**Problem to solve:** Copy every line of the listing that holds the string "xlabel".

++++

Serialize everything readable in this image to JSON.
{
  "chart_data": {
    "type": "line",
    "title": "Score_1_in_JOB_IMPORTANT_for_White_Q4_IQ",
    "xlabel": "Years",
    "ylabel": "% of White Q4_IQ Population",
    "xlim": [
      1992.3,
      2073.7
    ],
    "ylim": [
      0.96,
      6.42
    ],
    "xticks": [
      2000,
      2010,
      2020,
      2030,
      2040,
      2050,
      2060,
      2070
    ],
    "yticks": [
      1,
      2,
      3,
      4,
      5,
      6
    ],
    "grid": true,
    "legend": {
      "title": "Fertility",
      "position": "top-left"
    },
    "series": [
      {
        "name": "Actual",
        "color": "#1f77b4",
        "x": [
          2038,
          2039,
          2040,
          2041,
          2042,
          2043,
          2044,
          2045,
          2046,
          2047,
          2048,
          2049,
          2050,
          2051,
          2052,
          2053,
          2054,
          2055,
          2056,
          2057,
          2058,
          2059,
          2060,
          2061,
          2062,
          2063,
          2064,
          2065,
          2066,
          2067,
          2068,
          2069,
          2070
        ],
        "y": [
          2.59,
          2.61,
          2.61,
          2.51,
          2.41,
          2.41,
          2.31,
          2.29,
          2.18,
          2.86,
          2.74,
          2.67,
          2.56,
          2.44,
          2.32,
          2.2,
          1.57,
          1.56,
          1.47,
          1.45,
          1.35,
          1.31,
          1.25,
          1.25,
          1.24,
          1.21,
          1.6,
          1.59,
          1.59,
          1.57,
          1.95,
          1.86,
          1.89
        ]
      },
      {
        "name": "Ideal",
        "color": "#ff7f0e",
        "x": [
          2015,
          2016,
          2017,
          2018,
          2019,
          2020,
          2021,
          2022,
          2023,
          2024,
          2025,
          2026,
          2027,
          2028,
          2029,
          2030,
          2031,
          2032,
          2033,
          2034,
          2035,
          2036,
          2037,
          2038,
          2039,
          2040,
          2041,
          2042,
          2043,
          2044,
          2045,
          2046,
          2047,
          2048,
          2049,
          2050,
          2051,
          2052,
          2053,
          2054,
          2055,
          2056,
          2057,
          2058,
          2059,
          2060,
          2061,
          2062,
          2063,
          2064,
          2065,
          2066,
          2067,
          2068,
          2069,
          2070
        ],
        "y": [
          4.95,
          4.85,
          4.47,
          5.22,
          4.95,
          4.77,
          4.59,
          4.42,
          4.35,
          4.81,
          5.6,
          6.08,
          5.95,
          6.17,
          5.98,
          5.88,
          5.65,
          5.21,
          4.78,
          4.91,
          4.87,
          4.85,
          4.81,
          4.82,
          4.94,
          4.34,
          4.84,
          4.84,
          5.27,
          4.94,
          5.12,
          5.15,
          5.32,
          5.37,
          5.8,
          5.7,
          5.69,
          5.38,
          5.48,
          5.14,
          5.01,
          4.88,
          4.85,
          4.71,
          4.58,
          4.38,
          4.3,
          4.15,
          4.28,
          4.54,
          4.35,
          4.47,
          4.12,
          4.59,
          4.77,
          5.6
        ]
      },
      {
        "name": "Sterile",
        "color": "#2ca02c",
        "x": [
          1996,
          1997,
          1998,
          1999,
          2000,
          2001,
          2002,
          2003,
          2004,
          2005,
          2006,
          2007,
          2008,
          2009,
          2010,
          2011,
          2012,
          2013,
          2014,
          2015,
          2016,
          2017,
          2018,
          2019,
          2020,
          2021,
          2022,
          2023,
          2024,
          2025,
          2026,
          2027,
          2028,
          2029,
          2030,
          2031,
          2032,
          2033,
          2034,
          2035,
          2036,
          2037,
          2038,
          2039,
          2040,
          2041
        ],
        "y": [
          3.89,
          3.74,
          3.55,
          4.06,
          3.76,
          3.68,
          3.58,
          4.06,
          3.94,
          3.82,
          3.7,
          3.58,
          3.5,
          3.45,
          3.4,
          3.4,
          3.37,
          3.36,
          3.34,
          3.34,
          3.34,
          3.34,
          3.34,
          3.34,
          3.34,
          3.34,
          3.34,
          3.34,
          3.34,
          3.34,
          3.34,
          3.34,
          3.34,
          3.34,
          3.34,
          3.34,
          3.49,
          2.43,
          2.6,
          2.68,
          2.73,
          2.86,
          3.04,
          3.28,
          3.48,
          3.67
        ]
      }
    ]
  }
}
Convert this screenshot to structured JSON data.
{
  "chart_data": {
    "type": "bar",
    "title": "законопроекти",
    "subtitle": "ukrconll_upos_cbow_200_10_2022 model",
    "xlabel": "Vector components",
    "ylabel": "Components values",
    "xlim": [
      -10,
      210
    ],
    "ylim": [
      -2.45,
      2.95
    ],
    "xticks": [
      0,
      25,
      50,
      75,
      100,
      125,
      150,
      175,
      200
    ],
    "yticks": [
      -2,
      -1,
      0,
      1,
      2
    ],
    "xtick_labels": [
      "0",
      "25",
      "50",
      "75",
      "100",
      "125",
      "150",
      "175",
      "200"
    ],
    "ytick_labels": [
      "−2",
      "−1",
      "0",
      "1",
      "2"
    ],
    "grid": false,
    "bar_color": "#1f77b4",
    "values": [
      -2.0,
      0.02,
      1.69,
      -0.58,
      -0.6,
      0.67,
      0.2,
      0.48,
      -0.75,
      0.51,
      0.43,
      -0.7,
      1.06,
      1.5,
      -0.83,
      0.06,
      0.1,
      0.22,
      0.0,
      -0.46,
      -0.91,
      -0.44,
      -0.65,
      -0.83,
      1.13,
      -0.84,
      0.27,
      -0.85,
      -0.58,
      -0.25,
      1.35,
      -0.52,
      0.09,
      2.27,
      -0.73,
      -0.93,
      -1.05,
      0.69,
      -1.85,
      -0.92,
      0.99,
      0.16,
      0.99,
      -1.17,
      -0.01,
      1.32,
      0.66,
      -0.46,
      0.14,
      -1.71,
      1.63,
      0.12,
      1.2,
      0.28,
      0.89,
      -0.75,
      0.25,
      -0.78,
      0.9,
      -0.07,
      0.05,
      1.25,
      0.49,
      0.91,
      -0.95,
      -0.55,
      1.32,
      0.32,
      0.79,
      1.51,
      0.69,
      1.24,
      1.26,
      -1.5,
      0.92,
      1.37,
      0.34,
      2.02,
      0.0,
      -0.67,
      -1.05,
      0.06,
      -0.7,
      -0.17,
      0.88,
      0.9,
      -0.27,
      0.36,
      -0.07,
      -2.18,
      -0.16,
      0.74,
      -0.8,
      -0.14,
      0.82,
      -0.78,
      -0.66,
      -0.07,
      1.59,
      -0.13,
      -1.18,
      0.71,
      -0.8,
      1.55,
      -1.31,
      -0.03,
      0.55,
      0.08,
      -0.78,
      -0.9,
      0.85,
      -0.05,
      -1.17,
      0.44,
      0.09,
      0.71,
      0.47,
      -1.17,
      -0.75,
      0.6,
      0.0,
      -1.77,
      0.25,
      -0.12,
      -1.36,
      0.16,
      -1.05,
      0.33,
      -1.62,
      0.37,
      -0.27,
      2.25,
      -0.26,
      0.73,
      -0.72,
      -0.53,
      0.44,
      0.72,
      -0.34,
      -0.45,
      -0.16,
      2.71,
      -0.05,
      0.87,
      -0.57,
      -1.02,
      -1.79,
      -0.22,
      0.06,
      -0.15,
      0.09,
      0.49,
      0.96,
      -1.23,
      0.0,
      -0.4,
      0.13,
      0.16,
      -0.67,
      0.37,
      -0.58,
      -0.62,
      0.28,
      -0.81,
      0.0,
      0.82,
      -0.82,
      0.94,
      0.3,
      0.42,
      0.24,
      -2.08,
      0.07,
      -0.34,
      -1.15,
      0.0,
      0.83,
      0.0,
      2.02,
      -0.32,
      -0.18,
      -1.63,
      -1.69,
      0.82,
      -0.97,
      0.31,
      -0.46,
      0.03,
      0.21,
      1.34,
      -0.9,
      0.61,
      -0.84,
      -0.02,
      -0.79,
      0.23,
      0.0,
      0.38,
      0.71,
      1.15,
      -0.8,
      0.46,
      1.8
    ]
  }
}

++++

**Expected output:**
    "xlabel": "Years",
    "xlabel": "Vector components",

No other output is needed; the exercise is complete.